— Begin Records supplied —
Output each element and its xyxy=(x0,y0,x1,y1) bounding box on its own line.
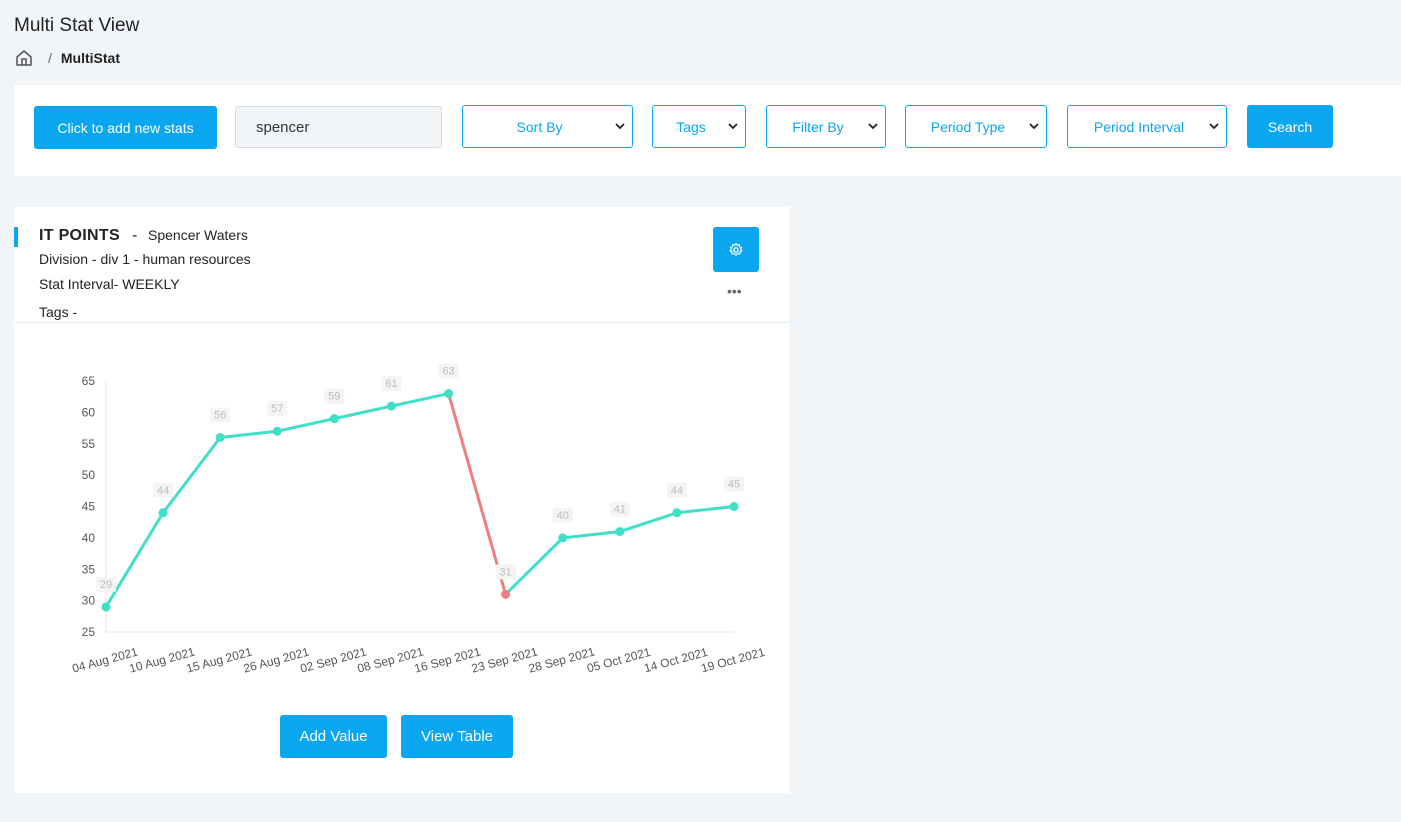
data-label-bg xyxy=(153,482,174,498)
y-tick-label: 55 xyxy=(82,437,96,451)
data-point xyxy=(444,389,454,399)
data-label: 31 xyxy=(500,566,512,578)
series-segment xyxy=(104,511,165,609)
stat-card: IT POINTS - Spencer Waters Division - di… xyxy=(14,207,789,793)
data-point xyxy=(386,401,396,411)
x-tick-label: 14 Oct 2021 xyxy=(642,645,709,676)
data-label-bg xyxy=(438,363,459,379)
tags-label: Tags xyxy=(676,118,706,135)
period-interval-select[interactable]: Period Interval xyxy=(1067,105,1227,148)
series-segment xyxy=(618,511,679,534)
data-point xyxy=(615,527,625,537)
chevron-down-icon xyxy=(1209,123,1219,130)
data-label: 63 xyxy=(442,366,454,378)
y-tick-label: 35 xyxy=(82,562,96,576)
chevron-down-icon xyxy=(615,123,625,130)
card-divider xyxy=(14,322,789,323)
search-input[interactable]: spencer xyxy=(235,106,442,148)
data-label-bg xyxy=(324,388,345,404)
stat-division: Division - div 1 - human resources xyxy=(39,251,251,267)
x-tick-label: 28 Sep 2021 xyxy=(527,644,597,675)
data-label: 56 xyxy=(214,409,226,421)
series-segment xyxy=(275,417,336,433)
data-label: 41 xyxy=(614,504,626,516)
series-segment xyxy=(161,435,222,515)
y-tick-label: 60 xyxy=(82,405,96,419)
period-type-select[interactable]: Period Type xyxy=(905,105,1047,148)
data-label: 59 xyxy=(328,391,340,403)
y-tick-label: 40 xyxy=(82,531,96,545)
stat-name: IT POINTS xyxy=(39,227,120,244)
y-tick-label: 30 xyxy=(82,594,96,608)
data-label: 44 xyxy=(157,485,169,497)
view-table-button[interactable]: View Table xyxy=(401,715,513,758)
y-tick-label: 50 xyxy=(82,468,96,482)
data-point xyxy=(158,508,168,518)
y-tick-label: 45 xyxy=(82,500,96,514)
series-segment xyxy=(332,404,393,421)
series-segment xyxy=(504,536,565,596)
settings-button[interactable] xyxy=(713,227,759,272)
chevron-down-icon xyxy=(728,123,738,130)
chevron-down-icon xyxy=(868,123,878,130)
data-label: 40 xyxy=(557,510,569,522)
series-segment xyxy=(675,505,736,515)
data-point xyxy=(558,533,568,543)
filter-toolbar: Click to add new stats spencer Sort By T… xyxy=(14,85,1401,176)
filter-by-label: Filter By xyxy=(792,118,844,135)
data-label-bg xyxy=(96,576,116,592)
page-title: Multi Stat View xyxy=(14,15,140,36)
data-point xyxy=(101,602,111,612)
breadcrumb: / MultiStat xyxy=(14,48,120,68)
series-segment xyxy=(561,530,622,540)
home-icon[interactable] xyxy=(14,48,34,68)
data-label-bg xyxy=(381,376,402,392)
search-button[interactable]: Search xyxy=(1247,105,1333,148)
data-label: 44 xyxy=(671,485,683,497)
line-chart: 25 30 35 40 45 50 55 60 65 29 44 56 57 59 61 63 31 40 41 44… xyxy=(71,363,767,676)
data-label-bg xyxy=(267,401,288,417)
data-point xyxy=(672,508,682,518)
more-options-icon[interactable]: ••• xyxy=(727,283,742,299)
add-value-button[interactable]: Add Value xyxy=(280,715,387,758)
period-type-label: Period Type xyxy=(930,118,1006,135)
filter-by-select[interactable]: Filter By xyxy=(766,105,886,148)
title-dash: - xyxy=(132,227,138,244)
breadcrumb-separator: / xyxy=(48,50,52,66)
gear-icon xyxy=(729,242,743,256)
tags-select[interactable]: Tags xyxy=(652,105,746,148)
data-label: 57 xyxy=(271,403,283,415)
data-label-bg xyxy=(552,507,573,523)
card-accent-bar xyxy=(14,227,18,247)
x-tick-label: 19 Oct 2021 xyxy=(700,645,767,676)
series-segment xyxy=(447,392,508,596)
data-point xyxy=(215,432,225,442)
data-label-bg xyxy=(609,501,630,517)
chevron-down-icon xyxy=(1029,123,1039,130)
sort-by-select[interactable]: Sort By xyxy=(462,105,633,148)
y-tick-label: 25 xyxy=(82,625,96,639)
data-label-bg xyxy=(495,564,516,580)
data-point xyxy=(501,589,511,599)
data-label-bg xyxy=(724,476,744,492)
x-tick-label: 05 Oct 2021 xyxy=(585,645,652,676)
data-label: 45 xyxy=(728,479,740,491)
y-tick-label: 65 xyxy=(82,374,96,388)
sort-by-label: Sort By xyxy=(516,118,563,135)
data-point xyxy=(272,426,282,436)
data-point xyxy=(729,502,739,511)
data-label-bg xyxy=(666,482,687,498)
data-label: 61 xyxy=(385,378,397,390)
series-segment xyxy=(218,429,279,439)
stat-interval: Stat Interval- WEEKLY xyxy=(39,276,180,292)
breadcrumb-current: MultiStat xyxy=(60,50,120,66)
period-interval-label: Period Interval xyxy=(1093,118,1185,135)
data-point xyxy=(329,414,339,424)
stat-tags: Tags - xyxy=(39,304,78,320)
data-label: 29 xyxy=(100,579,112,591)
stat-owner: Spencer Waters xyxy=(148,227,248,243)
add-new-stats-button[interactable]: Click to add new stats xyxy=(34,106,217,149)
data-label-bg xyxy=(210,407,231,423)
series-segment xyxy=(389,392,451,408)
— End Records supplied —
Rewrite every line of the listing above as a JSON array of strings, one string per line, with blank lines and the picture left out.

[
  "Output each element and its xyxy=(x0,y0,x1,y1) bounding box on its own line.",
  "data-label-bg xyxy=(153,482,174,498)",
  "y-tick-label: 55 xyxy=(82,437,96,451)",
  "data-point xyxy=(444,389,454,399)",
  "data-label: 31 xyxy=(500,566,512,578)",
  "series-segment xyxy=(104,511,165,609)",
  "stat-card: IT POINTS - Spencer Waters Division - di… xyxy=(14,207,789,793)",
  "data-point xyxy=(386,401,396,411)",
  "x-tick-label: 14 Oct 2021 xyxy=(642,645,709,676)",
  "data-label-bg xyxy=(438,363,459,379)",
  "tags-label: Tags xyxy=(676,118,706,135)",
  "period-interval-select[interactable]: Period Interval xyxy=(1067,105,1227,148)",
  "series-segment xyxy=(618,511,679,534)",
  "data-point xyxy=(615,527,625,537)",
  "chevron-down-icon xyxy=(1209,123,1219,130)",
  "data-label: 63 xyxy=(442,366,454,378)",
  "y-tick-label: 35 xyxy=(82,562,96,576)",
  "chevron-down-icon xyxy=(615,123,625,130)",
  "card-divider xyxy=(14,322,789,323)",
  "search-input[interactable]: spencer xyxy=(235,106,442,148)",
  "data-label-bg xyxy=(324,388,345,404)",
  "stat-division: Division - div 1 - human resources xyxy=(39,251,251,267)",
  "x-tick-label: 28 Sep 2021 xyxy=(527,644,597,675)",
  "data-label: 56 xyxy=(214,409,226,421)",
  "series-segment xyxy=(275,417,336,433)",
  "data-label: 41 xyxy=(614,504,626,516)",
  "series-segment xyxy=(161,435,222,515)",
  "y-tick-label: 60 xyxy=(82,405,96,419)",
  "period-type-select[interactable]: Period Type xyxy=(905,105,1047,148)",
  "data-label: 59 xyxy=(328,391,340,403)",
  "y-tick-label: 40 xyxy=(82,531,96,545)",
  "stat-name: IT POINTS xyxy=(39,227,120,244)",
  "y-tick-label: 30 xyxy=(82,594,96,608)",
  "data-label: 44 xyxy=(157,485,169,497)",
  "view-table-button[interactable]: View Table xyxy=(401,715,513,758)",
  "y-tick-label: 50 xyxy=(82,468,96,482)",
  "data-point xyxy=(158,508,168,518)",
  "y-tick-label: 45 xyxy=(82,500,96,514)",
  "series-segment xyxy=(332,404,393,421)",
  "series-segment xyxy=(504,536,565,596)",
  "settings-button[interactable] xyxy=(713,227,759,272)",
  "chevron-down-icon xyxy=(728,123,738,130)",
  "chevron-down-icon xyxy=(868,123,878,130)",
  "data-label: 40 xyxy=(557,510,569,522)",
  "series-segment xyxy=(675,505,736,515)",
  "data-point xyxy=(558,533,568,543)",
  "filter-toolbar: Click to add new stats spencer Sort By T… xyxy=(14,85,1401,176)",
  "filter-by-label: Filter By xyxy=(792,118,844,135)",
  "data-label-bg xyxy=(96,576,116,592)",
  "page-title: Multi Stat View xyxy=(14,15,140,36)",
  "data-point xyxy=(101,602,111,612)",
  "breadcrumb: / MultiStat xyxy=(14,48,120,68)",
  "series-segment xyxy=(561,530,622,540)",
  "home-icon[interactable] xyxy=(14,48,34,68)",
  "data-label-bg xyxy=(381,376,402,392)",
  "search-button[interactable]: Search xyxy=(1247,105,1333,148)",
  "data-label: 44 xyxy=(671,485,683,497)",
  "line-chart: 25 30 35 40 45 50 55 60 65 29 44 56 57 59 61 63 31 40 41 44… xyxy=(71,363,767,676)",
  "data-label-bg xyxy=(267,401,288,417)",
  "data-point xyxy=(672,508,682,518)",
  "more-options-icon[interactable]: ••• xyxy=(727,283,742,299)",
  "add-value-button[interactable]: Add Value xyxy=(280,715,387,758)",
  "period-type-label: Period Type xyxy=(930,118,1006,135)",
  "filter-by-select[interactable]: Filter By xyxy=(766,105,886,148)",
  "title-dash: - xyxy=(132,227,138,244)",
  "breadcrumb-separator: / xyxy=(48,50,52,66)",
  "gear-icon xyxy=(729,242,743,256)",
  "tags-select[interactable]: Tags xyxy=(652,105,746,148)",
  "data-label: 57 xyxy=(271,403,283,415)",
  "data-label-bg xyxy=(552,507,573,523)",
  "card-accent-bar xyxy=(14,227,18,247)",
  "x-tick-label: 19 Oct 2021 xyxy=(700,645,767,676)",
  "series-segment xyxy=(447,392,508,596)",
  "data-point xyxy=(215,432,225,442)",
  "data-label-bg xyxy=(609,501,630,517)",
  "chevron-down-icon xyxy=(1029,123,1039,130)",
  "sort-by-select[interactable]: Sort By xyxy=(462,105,633,148)",
  "y-tick-label: 25 xyxy=(82,625,96,639)",
  "data-label-bg xyxy=(495,564,516,580)",
  "data-point xyxy=(501,589,511,599)",
  "data-label-bg xyxy=(724,476,744,492)",
  "x-tick-label: 05 Oct 2021 xyxy=(585,645,652,676)",
  "data-label: 45 xyxy=(728,479,740,491)",
  "y-tick-label: 65 xyxy=(82,374,96,388)",
  "sort-by-label: Sort By xyxy=(516,118,563,135)",
  "data-point xyxy=(272,426,282,436)",
  "data-point xyxy=(729,502,739,511)",
  "data-label-bg xyxy=(666,482,687,498)",
  "data-label: 61 xyxy=(385,378,397,390)",
  "series-segment xyxy=(218,429,279,439)",
  "stat-interval: Stat Interval- WEEKLY xyxy=(39,276,180,292)",
  "breadcrumb-current: MultiStat xyxy=(60,50,120,66)",
  "period-interval-label: Period Interval xyxy=(1093,118,1185,135)",
  "data-point xyxy=(329,414,339,424)",
  "stat-tags: Tags - xyxy=(39,304,78,320)",
  "data-label: 29 xyxy=(100,579,112,591)",
  "stat-owner: Spencer Waters xyxy=(148,227,248,243)",
  "add-new-stats-button[interactable]: Click to add new stats xyxy=(34,106,217,149)",
  "data-label-bg xyxy=(210,407,231,423)",
  "series-segment xyxy=(389,392,451,408)"
]